» **Exercise directions**:
Reproduce the records. Keep every word exact and include no images.

══════════════════════════════

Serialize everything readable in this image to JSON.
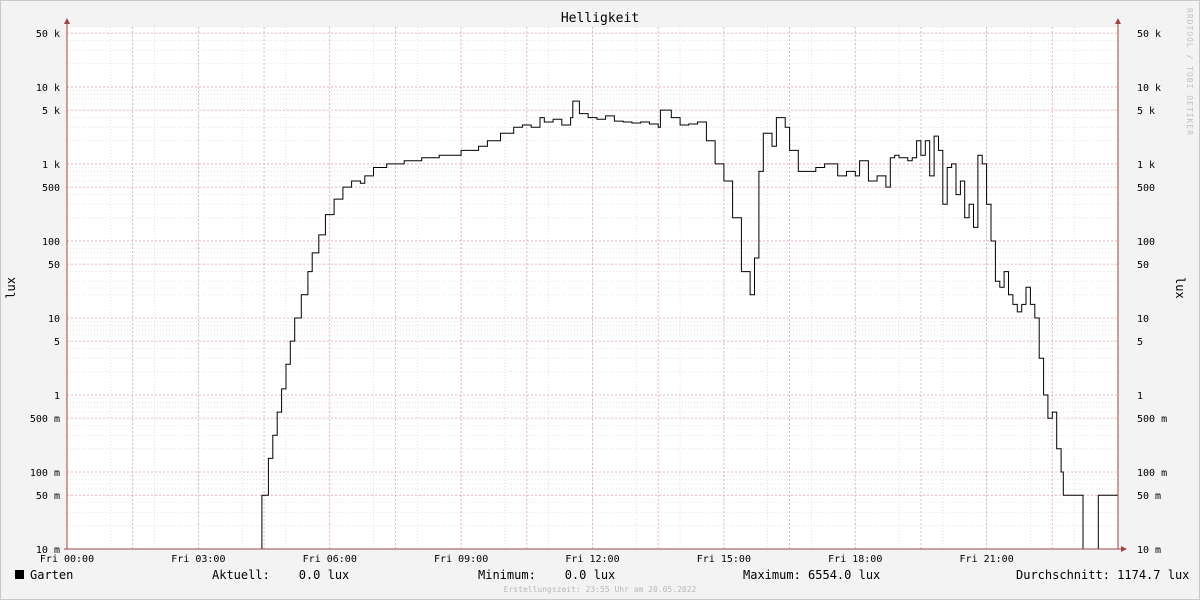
{
  "header": {
    "title": "Helligkeit",
    "watermark": "RRDTOOL / TOBI OETIKER"
  },
  "axis_labels": {
    "left": "lux",
    "right": "lux"
  },
  "legend": {
    "series_name": "Garten",
    "current": "Aktuell:    0.0 lux",
    "minimum": "Minimum:    0.0 lux",
    "maximum": "Maximum: 6554.0 lux",
    "average": "Durchschnitt: 1174.7 lux"
  },
  "footer": "Erstellungszeit: 23:55 Uhr am 20.05.2022",
  "colors": {
    "line": "#000000",
    "major_grid": "#e7a3b4",
    "minor_grid": "#cfcfcf",
    "axis": "#9e4646",
    "background": "#ffffff"
  },
  "chart_data": {
    "type": "line",
    "title": "Helligkeit",
    "ylabel": "lux",
    "y_scale": "log",
    "ylim": [
      0.01,
      60000
    ],
    "xlim_hours": [
      0,
      24
    ],
    "grid": true,
    "x_tick_labels": [
      "Fri 00:00",
      "Fri 03:00",
      "Fri 06:00",
      "Fri 09:00",
      "Fri 12:00",
      "Fri 15:00",
      "Fri 18:00",
      "Fri 21:00"
    ],
    "y_tick_labels": [
      "50 k",
      "10 k",
      "5 k",
      "1 k",
      "500",
      "100",
      "50",
      "10",
      "5",
      "1",
      "500 m",
      "100 m",
      "50 m",
      "10 m"
    ],
    "series": [
      {
        "name": "Garten",
        "x_hours": [
          0,
          4.4,
          4.45,
          4.6,
          4.7,
          4.8,
          4.9,
          5.0,
          5.1,
          5.2,
          5.35,
          5.5,
          5.6,
          5.75,
          5.9,
          6.1,
          6.3,
          6.5,
          6.7,
          6.8,
          7.0,
          7.3,
          7.7,
          8.1,
          8.5,
          9.0,
          9.4,
          9.6,
          9.9,
          10.2,
          10.4,
          10.6,
          10.8,
          10.9,
          11.1,
          11.3,
          11.5,
          11.55,
          11.7,
          11.9,
          12.1,
          12.3,
          12.5,
          12.7,
          12.9,
          13.1,
          13.3,
          13.5,
          13.55,
          13.8,
          14.0,
          14.2,
          14.4,
          14.6,
          14.8,
          15.0,
          15.2,
          15.4,
          15.6,
          15.7,
          15.8,
          15.9,
          16.1,
          16.2,
          16.4,
          16.5,
          16.7,
          16.9,
          17.1,
          17.3,
          17.5,
          17.6,
          17.8,
          18.0,
          18.1,
          18.3,
          18.5,
          18.7,
          18.8,
          18.9,
          19.0,
          19.2,
          19.3,
          19.4,
          19.5,
          19.6,
          19.7,
          19.8,
          19.9,
          20.0,
          20.1,
          20.2,
          20.3,
          20.4,
          20.5,
          20.6,
          20.7,
          20.8,
          20.9,
          21.0,
          21.1,
          21.2,
          21.3,
          21.4,
          21.5,
          21.6,
          21.7,
          21.8,
          21.9,
          22.0,
          22.1,
          22.2,
          22.3,
          22.4,
          22.5,
          22.6,
          22.7,
          22.75,
          23.0,
          23.15,
          23.2,
          23.55,
          23.6,
          24.0
        ],
        "y_values": [
          0.01,
          0.01,
          0.05,
          0.15,
          0.3,
          0.6,
          1.2,
          2.5,
          5,
          10,
          20,
          40,
          70,
          120,
          220,
          350,
          500,
          600,
          560,
          700,
          900,
          1000,
          1100,
          1200,
          1300,
          1500,
          1700,
          2000,
          2500,
          3000,
          3200,
          3000,
          4000,
          3500,
          3800,
          3200,
          4000,
          6554,
          4500,
          4000,
          3800,
          4200,
          3600,
          3500,
          3400,
          3500,
          3300,
          3000,
          5000,
          4000,
          3200,
          3300,
          3500,
          2000,
          1000,
          600,
          200,
          40,
          20,
          60,
          800,
          2500,
          1700,
          4000,
          3000,
          1500,
          800,
          800,
          900,
          1000,
          1000,
          700,
          800,
          700,
          1100,
          600,
          700,
          500,
          1200,
          1300,
          1200,
          1100,
          1200,
          2000,
          1300,
          2000,
          700,
          2300,
          1500,
          300,
          900,
          1000,
          400,
          600,
          200,
          300,
          150,
          1300,
          1000,
          300,
          100,
          30,
          25,
          40,
          20,
          15,
          12,
          15,
          25,
          15,
          10,
          3,
          1,
          0.5,
          0.6,
          0.2,
          0.1,
          0.05,
          0.05,
          0.05,
          0.01,
          0.05,
          0.05,
          0.01,
          0.01
        ]
      }
    ]
  }
}
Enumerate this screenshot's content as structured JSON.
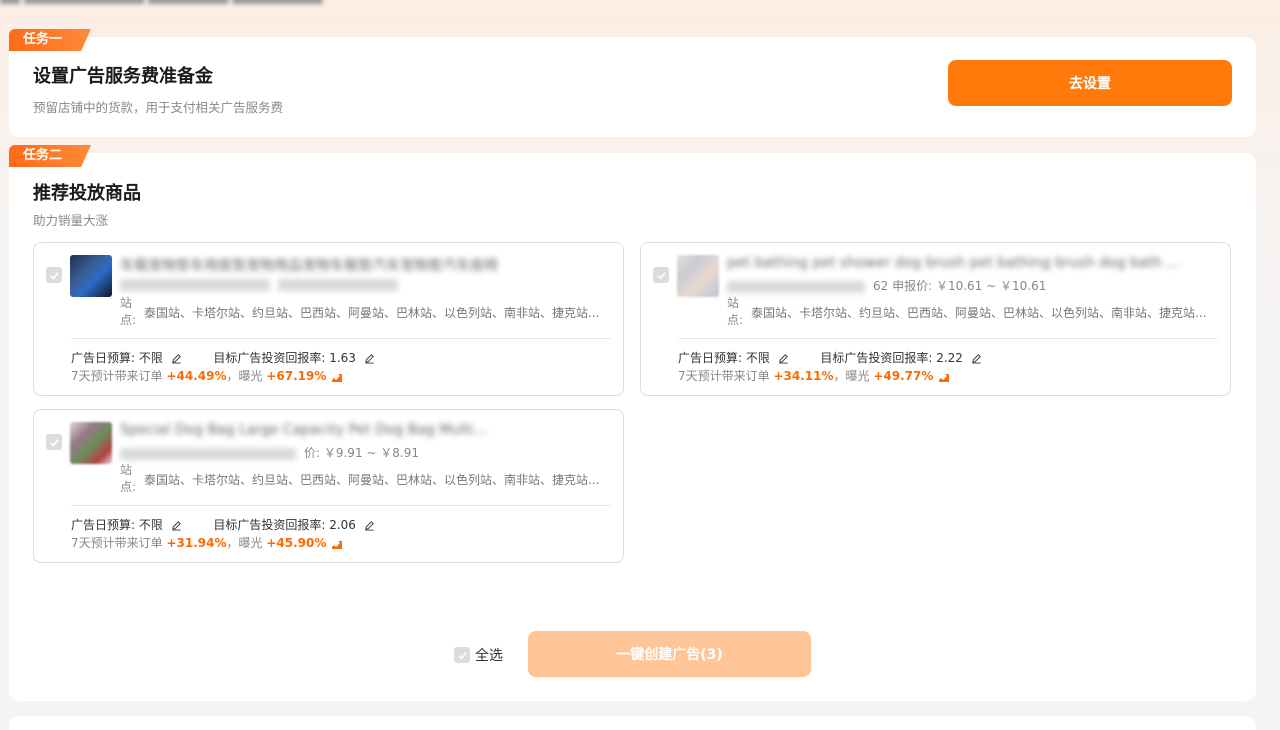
{
  "task1": {
    "ribbon": "任务一",
    "title": "设置广告服务费准备金",
    "subtitle": "预留店铺中的货款，用于支付相关广告服务费",
    "button_label": "去设置"
  },
  "task2": {
    "ribbon": "任务二",
    "title": "推荐投放商品",
    "subtitle": "助力销量大涨",
    "products": [
      {
        "title": "车载宠物垫车用座垫宠物用品宠物车载垫汽车宠物垫汽车座椅",
        "meta": "",
        "sites_label": "站点:",
        "sites": "泰国站、卡塔尔站、约旦站、巴西站、阿曼站、巴林站、以色列站、南非站、捷克站...",
        "budget_label": "广告日预算: 不限",
        "roi_label": "目标广告投资回报率: 1.63",
        "forecast_prefix": "7天预计带来订单",
        "orders_pct": "+44.49%",
        "forecast_mid": "，曝光",
        "exposure_pct": "+67.19%"
      },
      {
        "title": "pet bathing pet shower dog brush pet bathing brush dog bath ...",
        "meta": "62   申报价: ￥10.61 ~ ￥10.61",
        "sites_label": "站点:",
        "sites": "泰国站、卡塔尔站、约旦站、巴西站、阿曼站、巴林站、以色列站、南非站、捷克站...",
        "budget_label": "广告日预算: 不限",
        "roi_label": "目标广告投资回报率: 2.22",
        "forecast_prefix": "7天预计带来订单",
        "orders_pct": "+34.11%",
        "forecast_mid": "，曝光",
        "exposure_pct": "+49.77%"
      },
      {
        "title": "Special Dog Bag Large Capacity Pet Dog Bag Multi...",
        "meta": "价: ￥9.91 ~ ￥8.91",
        "sites_label": "站点:",
        "sites": "泰国站、卡塔尔站、约旦站、巴西站、阿曼站、巴林站、以色列站、南非站、捷克站...",
        "budget_label": "广告日预算: 不限",
        "roi_label": "目标广告投资回报率: 2.06",
        "forecast_prefix": "7天预计带来订单",
        "orders_pct": "+31.94%",
        "forecast_mid": "，曝光",
        "exposure_pct": "+45.90%"
      }
    ],
    "select_all_label": "全选",
    "create_button_label": "一键创建广告(3)"
  },
  "colors": {
    "accent": "#ff7a0a",
    "highlight": "#ff6a00",
    "disabled_button": "#ffc597"
  },
  "icons": [
    "check-icon",
    "edit-pencil-icon",
    "trend-up-icon"
  ]
}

══════════════════════════════

» **Solution to this exercise**:
Serialize everything readable in this image to JSON.
{
  "header": {
    "title": "Helligkeit",
    "watermark": "RRDTOOL / TOBI OETIKER"
  },
  "axis_labels": {
    "left": "lux",
    "right": "lux"
  },
  "legend": {
    "series_name": "Garten",
    "current": "Aktuell:    0.0 lux",
    "minimum": "Minimum:    0.0 lux",
    "maximum": "Maximum: 6554.0 lux",
    "average": "Durchschnitt: 1174.7 lux"
  },
  "footer": "Erstellungszeit: 23:55 Uhr am 20.05.2022",
  "colors": {
    "line": "#000000",
    "major_grid": "#e7a3b4",
    "minor_grid": "#cfcfcf",
    "axis": "#9e4646",
    "background": "#ffffff"
  },
  "chart_data": {
    "type": "line",
    "title": "Helligkeit",
    "ylabel": "lux",
    "y_scale": "log",
    "ylim": [
      0.01,
      60000
    ],
    "xlim_hours": [
      0,
      24
    ],
    "grid": true,
    "x_tick_labels": [
      "Fri 00:00",
      "Fri 03:00",
      "Fri 06:00",
      "Fri 09:00",
      "Fri 12:00",
      "Fri 15:00",
      "Fri 18:00",
      "Fri 21:00"
    ],
    "y_tick_labels": [
      "50 k",
      "10 k",
      "5 k",
      "1 k",
      "500",
      "100",
      "50",
      "10",
      "5",
      "1",
      "500 m",
      "100 m",
      "50 m",
      "10 m"
    ],
    "series": [
      {
        "name": "Garten",
        "x_hours": [
          0,
          4.4,
          4.45,
          4.6,
          4.7,
          4.8,
          4.9,
          5.0,
          5.1,
          5.2,
          5.35,
          5.5,
          5.6,
          5.75,
          5.9,
          6.1,
          6.3,
          6.5,
          6.7,
          6.8,
          7.0,
          7.3,
          7.7,
          8.1,
          8.5,
          9.0,
          9.4,
          9.6,
          9.9,
          10.2,
          10.4,
          10.6,
          10.8,
          10.9,
          11.1,
          11.3,
          11.5,
          11.55,
          11.7,
          11.9,
          12.1,
          12.3,
          12.5,
          12.7,
          12.9,
          13.1,
          13.3,
          13.5,
          13.55,
          13.8,
          14.0,
          14.2,
          14.4,
          14.6,
          14.8,
          15.0,
          15.2,
          15.4,
          15.6,
          15.7,
          15.8,
          15.9,
          16.1,
          16.2,
          16.4,
          16.5,
          16.7,
          16.9,
          17.1,
          17.3,
          17.5,
          17.6,
          17.8,
          18.0,
          18.1,
          18.3,
          18.5,
          18.7,
          18.8,
          18.9,
          19.0,
          19.2,
          19.3,
          19.4,
          19.5,
          19.6,
          19.7,
          19.8,
          19.9,
          20.0,
          20.1,
          20.2,
          20.3,
          20.4,
          20.5,
          20.6,
          20.7,
          20.8,
          20.9,
          21.0,
          21.1,
          21.2,
          21.3,
          21.4,
          21.5,
          21.6,
          21.7,
          21.8,
          21.9,
          22.0,
          22.1,
          22.2,
          22.3,
          22.4,
          22.5,
          22.6,
          22.7,
          22.75,
          23.0,
          23.15,
          23.2,
          23.55,
          23.6,
          24.0
        ],
        "y_values": [
          0.01,
          0.01,
          0.05,
          0.15,
          0.3,
          0.6,
          1.2,
          2.5,
          5,
          10,
          20,
          40,
          70,
          120,
          220,
          350,
          500,
          600,
          560,
          700,
          900,
          1000,
          1100,
          1200,
          1300,
          1500,
          1700,
          2000,
          2500,
          3000,
          3200,
          3000,
          4000,
          3500,
          3800,
          3200,
          4000,
          6554,
          4500,
          4000,
          3800,
          4200,
          3600,
          3500,
          3400,
          3500,
          3300,
          3000,
          5000,
          4000,
          3200,
          3300,
          3500,
          2000,
          1000,
          600,
          200,
          40,
          20,
          60,
          800,
          2500,
          1700,
          4000,
          3000,
          1500,
          800,
          800,
          900,
          1000,
          1000,
          700,
          800,
          700,
          1100,
          600,
          700,
          500,
          1200,
          1300,
          1200,
          1100,
          1200,
          2000,
          1300,
          2000,
          700,
          2300,
          1500,
          300,
          900,
          1000,
          400,
          600,
          200,
          300,
          150,
          1300,
          1000,
          300,
          100,
          30,
          25,
          40,
          20,
          15,
          12,
          15,
          25,
          15,
          10,
          3,
          1,
          0.5,
          0.6,
          0.2,
          0.1,
          0.05,
          0.05,
          0.05,
          0.01,
          0.05,
          0.05,
          0.01,
          0.01
        ]
      }
    ]
  }
}
Enumerate this screenshot's content as structured JSON.
{
  "task1": {
    "ribbon": "任务一",
    "title": "设置广告服务费准备金",
    "subtitle": "预留店铺中的货款，用于支付相关广告服务费",
    "button_label": "去设置"
  },
  "task2": {
    "ribbon": "任务二",
    "title": "推荐投放商品",
    "subtitle": "助力销量大涨",
    "products": [
      {
        "title": "车载宠物垫车用座垫宠物用品宠物车载垫汽车宠物垫汽车座椅",
        "meta": "",
        "sites_label": "站点:",
        "sites": "泰国站、卡塔尔站、约旦站、巴西站、阿曼站、巴林站、以色列站、南非站、捷克站...",
        "budget_label": "广告日预算: 不限",
        "roi_label": "目标广告投资回报率: 1.63",
        "forecast_prefix": "7天预计带来订单",
        "orders_pct": "+44.49%",
        "forecast_mid": "，曝光",
        "exposure_pct": "+67.19%"
      },
      {
        "title": "pet bathing pet shower dog brush pet bathing brush dog bath ...",
        "meta": "62   申报价: ￥10.61 ~ ￥10.61",
        "sites_label": "站点:",
        "sites": "泰国站、卡塔尔站、约旦站、巴西站、阿曼站、巴林站、以色列站、南非站、捷克站...",
        "budget_label": "广告日预算: 不限",
        "roi_label": "目标广告投资回报率: 2.22",
        "forecast_prefix": "7天预计带来订单",
        "orders_pct": "+34.11%",
        "forecast_mid": "，曝光",
        "exposure_pct": "+49.77%"
      },
      {
        "title": "Special Dog Bag Large Capacity Pet Dog Bag Multi...",
        "meta": "价: ￥9.91 ~ ￥8.91",
        "sites_label": "站点:",
        "sites": "泰国站、卡塔尔站、约旦站、巴西站、阿曼站、巴林站、以色列站、南非站、捷克站...",
        "budget_label": "广告日预算: 不限",
        "roi_label": "目标广告投资回报率: 2.06",
        "forecast_prefix": "7天预计带来订单",
        "orders_pct": "+31.94%",
        "forecast_mid": "，曝光",
        "exposure_pct": "+45.90%"
      }
    ],
    "select_all_label": "全选",
    "create_button_label": "一键创建广告(3)"
  },
  "colors": {
    "accent": "#ff7a0a",
    "highlight": "#ff6a00",
    "disabled_button": "#ffc597"
  },
  "icons": [
    "check-icon",
    "edit-pencil-icon",
    "trend-up-icon"
  ]
}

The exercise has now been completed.